▼

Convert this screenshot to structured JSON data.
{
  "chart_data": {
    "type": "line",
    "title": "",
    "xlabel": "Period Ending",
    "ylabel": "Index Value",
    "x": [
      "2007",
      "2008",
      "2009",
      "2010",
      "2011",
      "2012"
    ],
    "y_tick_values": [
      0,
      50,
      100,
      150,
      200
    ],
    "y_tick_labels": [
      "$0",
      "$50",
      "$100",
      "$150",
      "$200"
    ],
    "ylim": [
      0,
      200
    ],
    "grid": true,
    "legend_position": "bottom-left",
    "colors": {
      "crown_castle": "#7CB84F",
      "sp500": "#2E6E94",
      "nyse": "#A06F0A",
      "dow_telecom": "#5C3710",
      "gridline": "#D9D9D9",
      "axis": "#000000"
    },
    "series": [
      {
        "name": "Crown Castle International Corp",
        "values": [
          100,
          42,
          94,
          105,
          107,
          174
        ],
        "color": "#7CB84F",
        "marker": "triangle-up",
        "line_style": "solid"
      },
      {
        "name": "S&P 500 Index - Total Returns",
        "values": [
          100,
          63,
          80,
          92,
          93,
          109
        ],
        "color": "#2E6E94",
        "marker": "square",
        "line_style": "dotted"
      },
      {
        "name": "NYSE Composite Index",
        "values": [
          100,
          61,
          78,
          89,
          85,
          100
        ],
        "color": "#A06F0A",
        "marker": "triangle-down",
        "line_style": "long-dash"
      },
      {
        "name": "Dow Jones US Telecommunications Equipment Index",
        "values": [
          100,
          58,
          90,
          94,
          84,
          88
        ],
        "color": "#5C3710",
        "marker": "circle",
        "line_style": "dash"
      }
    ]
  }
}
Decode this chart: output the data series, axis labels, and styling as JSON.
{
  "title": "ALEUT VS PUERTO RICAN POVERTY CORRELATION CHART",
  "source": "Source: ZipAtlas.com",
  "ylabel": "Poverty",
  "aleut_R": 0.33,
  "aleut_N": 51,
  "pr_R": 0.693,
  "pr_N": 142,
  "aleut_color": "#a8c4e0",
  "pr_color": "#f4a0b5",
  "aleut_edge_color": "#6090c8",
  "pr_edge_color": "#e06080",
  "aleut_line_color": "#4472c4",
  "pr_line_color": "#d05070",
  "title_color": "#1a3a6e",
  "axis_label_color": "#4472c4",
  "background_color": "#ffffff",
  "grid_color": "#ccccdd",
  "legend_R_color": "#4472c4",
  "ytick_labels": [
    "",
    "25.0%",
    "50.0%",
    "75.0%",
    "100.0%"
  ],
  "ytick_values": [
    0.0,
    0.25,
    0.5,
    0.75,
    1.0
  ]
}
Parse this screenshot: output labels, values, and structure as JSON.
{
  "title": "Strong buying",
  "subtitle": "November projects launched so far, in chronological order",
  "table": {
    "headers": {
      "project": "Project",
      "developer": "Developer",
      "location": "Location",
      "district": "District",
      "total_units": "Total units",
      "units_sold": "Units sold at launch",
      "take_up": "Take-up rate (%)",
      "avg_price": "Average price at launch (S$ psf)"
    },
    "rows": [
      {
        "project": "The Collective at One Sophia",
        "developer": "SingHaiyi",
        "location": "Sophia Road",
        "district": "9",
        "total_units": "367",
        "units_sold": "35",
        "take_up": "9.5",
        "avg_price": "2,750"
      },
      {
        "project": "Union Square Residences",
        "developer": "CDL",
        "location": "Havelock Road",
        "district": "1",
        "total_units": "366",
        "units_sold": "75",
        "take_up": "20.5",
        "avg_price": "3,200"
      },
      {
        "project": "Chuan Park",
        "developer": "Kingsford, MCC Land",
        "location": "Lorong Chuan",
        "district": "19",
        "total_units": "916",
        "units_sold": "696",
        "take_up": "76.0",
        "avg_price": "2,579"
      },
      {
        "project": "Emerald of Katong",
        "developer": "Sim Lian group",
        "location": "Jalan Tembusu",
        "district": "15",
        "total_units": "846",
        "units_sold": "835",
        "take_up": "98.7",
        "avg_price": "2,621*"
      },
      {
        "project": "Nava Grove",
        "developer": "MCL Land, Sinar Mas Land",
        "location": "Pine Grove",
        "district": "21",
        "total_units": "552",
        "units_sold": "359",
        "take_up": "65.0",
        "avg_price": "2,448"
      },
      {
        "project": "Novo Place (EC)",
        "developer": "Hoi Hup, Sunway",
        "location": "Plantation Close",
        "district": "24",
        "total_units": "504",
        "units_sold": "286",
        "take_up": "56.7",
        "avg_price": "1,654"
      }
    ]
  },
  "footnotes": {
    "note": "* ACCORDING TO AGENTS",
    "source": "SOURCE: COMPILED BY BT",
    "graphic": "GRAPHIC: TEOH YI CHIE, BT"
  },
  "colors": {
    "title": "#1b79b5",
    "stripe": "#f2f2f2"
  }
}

▲

* [Work to complete]: Set out the complete listing exactly as shown.

* [The answer]:
Convert this screenshot to structured JSON data.
{
  "chart_data": {
    "type": "line",
    "title": "",
    "xlabel": "Period Ending",
    "ylabel": "Index Value",
    "x": [
      "2007",
      "2008",
      "2009",
      "2010",
      "2011",
      "2012"
    ],
    "y_tick_values": [
      0,
      50,
      100,
      150,
      200
    ],
    "y_tick_labels": [
      "$0",
      "$50",
      "$100",
      "$150",
      "$200"
    ],
    "ylim": [
      0,
      200
    ],
    "grid": true,
    "legend_position": "bottom-left",
    "colors": {
      "crown_castle": "#7CB84F",
      "sp500": "#2E6E94",
      "nyse": "#A06F0A",
      "dow_telecom": "#5C3710",
      "gridline": "#D9D9D9",
      "axis": "#000000"
    },
    "series": [
      {
        "name": "Crown Castle International Corp",
        "values": [
          100,
          42,
          94,
          105,
          107,
          174
        ],
        "color": "#7CB84F",
        "marker": "triangle-up",
        "line_style": "solid"
      },
      {
        "name": "S&P 500 Index - Total Returns",
        "values": [
          100,
          63,
          80,
          92,
          93,
          109
        ],
        "color": "#2E6E94",
        "marker": "square",
        "line_style": "dotted"
      },
      {
        "name": "NYSE Composite Index",
        "values": [
          100,
          61,
          78,
          89,
          85,
          100
        ],
        "color": "#A06F0A",
        "marker": "triangle-down",
        "line_style": "long-dash"
      },
      {
        "name": "Dow Jones US Telecommunications Equipment Index",
        "values": [
          100,
          58,
          90,
          94,
          84,
          88
        ],
        "color": "#5C3710",
        "marker": "circle",
        "line_style": "dash"
      }
    ]
  }
}
Decode this chart: output the data series, axis labels, and styling as JSON.
{
  "title": "ALEUT VS PUERTO RICAN POVERTY CORRELATION CHART",
  "source": "Source: ZipAtlas.com",
  "ylabel": "Poverty",
  "aleut_R": 0.33,
  "aleut_N": 51,
  "pr_R": 0.693,
  "pr_N": 142,
  "aleut_color": "#a8c4e0",
  "pr_color": "#f4a0b5",
  "aleut_edge_color": "#6090c8",
  "pr_edge_color": "#e06080",
  "aleut_line_color": "#4472c4",
  "pr_line_color": "#d05070",
  "title_color": "#1a3a6e",
  "axis_label_color": "#4472c4",
  "background_color": "#ffffff",
  "grid_color": "#ccccdd",
  "legend_R_color": "#4472c4",
  "ytick_labels": [
    "",
    "25.0%",
    "50.0%",
    "75.0%",
    "100.0%"
  ],
  "ytick_values": [
    0.0,
    0.25,
    0.5,
    0.75,
    1.0
  ]
}
Parse this screenshot: output labels, values, and structure as JSON.
{
  "title": "Strong buying",
  "subtitle": "November projects launched so far, in chronological order",
  "table": {
    "headers": {
      "project": "Project",
      "developer": "Developer",
      "location": "Location",
      "district": "District",
      "total_units": "Total units",
      "units_sold": "Units sold at launch",
      "take_up": "Take-up rate (%)",
      "avg_price": "Average price at launch (S$ psf)"
    },
    "rows": [
      {
        "project": "The Collective at One Sophia",
        "developer": "SingHaiyi",
        "location": "Sophia Road",
        "district": "9",
        "total_units": "367",
        "units_sold": "35",
        "take_up": "9.5",
        "avg_price": "2,750"
      },
      {
        "project": "Union Square Residences",
        "developer": "CDL",
        "location": "Havelock Road",
        "district": "1",
        "total_units": "366",
        "units_sold": "75",
        "take_up": "20.5",
        "avg_price": "3,200"
      },
      {
        "project": "Chuan Park",
        "developer": "Kingsford, MCC Land",
        "location": "Lorong Chuan",
        "district": "19",
        "total_units": "916",
        "units_sold": "696",
        "take_up": "76.0",
        "avg_price": "2,579"
      },
      {
        "project": "Emerald of Katong",
        "developer": "Sim Lian group",
        "location": "Jalan Tembusu",
        "district": "15",
        "total_units": "846",
        "units_sold": "835",
        "take_up": "98.7",
        "avg_price": "2,621*"
      },
      {
        "project": "Nava Grove",
        "developer": "MCL Land, Sinar Mas Land",
        "location": "Pine Grove",
        "district": "21",
        "total_units": "552",
        "units_sold": "359",
        "take_up": "65.0",
        "avg_price": "2,448"
      },
      {
        "project": "Novo Place (EC)",
        "developer": "Hoi Hup, Sunway",
        "location": "Plantation Close",
        "district": "24",
        "total_units": "504",
        "units_sold": "286",
        "take_up": "56.7",
        "avg_price": "1,654"
      }
    ]
  },
  "footnotes": {
    "note": "* ACCORDING TO AGENTS",
    "source": "SOURCE: COMPILED BY BT",
    "graphic": "GRAPHIC: TEOH YI CHIE, BT"
  },
  "colors": {
    "title": "#1b79b5",
    "stripe": "#f2f2f2"
  }
}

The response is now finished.